* What you have to do *
Identify and pull out each line of the entries in which "wordt" occurs.

=== Extracted material ===

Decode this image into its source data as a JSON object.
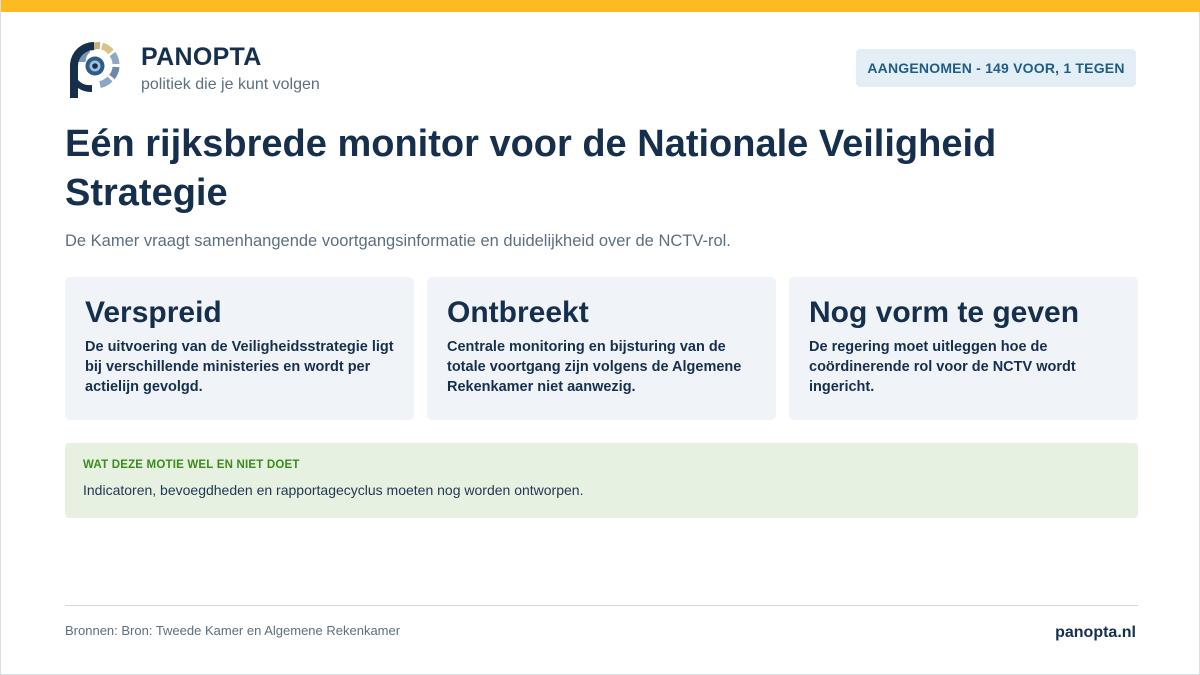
{
  "brand": {
    "name": "PANOPTA",
    "tagline": "politiek die je kunt volgen"
  },
  "status": {
    "label": "AANGENOMEN - 149 VOOR, 1 TEGEN"
  },
  "headline": {
    "title": "Eén rijksbrede monitor voor de Nationale Veiligheid Strategie",
    "subtitle": "De Kamer vraagt samenhangende voortgangsinformatie en duidelijkheid over de NCTV-rol."
  },
  "cards": [
    {
      "title": "Verspreid",
      "body": "De uitvoering van de Veiligheidsstrategie ligt bij verschillende ministeries en wordt per actielijn gevolgd."
    },
    {
      "title": "Ontbreekt",
      "body": "Centrale monitoring en bijsturing van de totale voortgang zijn volgens de Algemene Rekenkamer niet aanwezig."
    },
    {
      "title": "Nog vorm te geven",
      "body": "De regering moet uitleggen hoe de coördinerende rol voor de NCTV wordt ingericht."
    }
  ],
  "note": {
    "label": "WAT DEZE MOTIE WEL EN NIET DOET",
    "text": "Indicatoren, bevoegdheden en rapportagecyclus moeten nog worden ontworpen."
  },
  "footer": {
    "sources": "Bronnen: Bron: Tweede Kamer en Algemene Rekenkamer",
    "site": "panopta.nl"
  },
  "colors": {
    "accent_bar": "#fbbb21",
    "navy": "#152f4c",
    "badge_bg": "#e4eef6",
    "badge_text": "#1f5c86",
    "note_bg": "#e6f1e2",
    "note_label": "#3d8a1d",
    "card_bg": "#f0f4f8"
  },
  "icons": {
    "logo": "panopta-eye-logo"
  }
}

===

* Written reply *
      "body": "De uitvoering van de Veiligheidsstrategie ligt bij verschillende ministeries en wordt per actielijn gevolgd."
      "body": "De regering moet uitleggen hoe de coördinerende rol voor de NCTV wordt ingericht."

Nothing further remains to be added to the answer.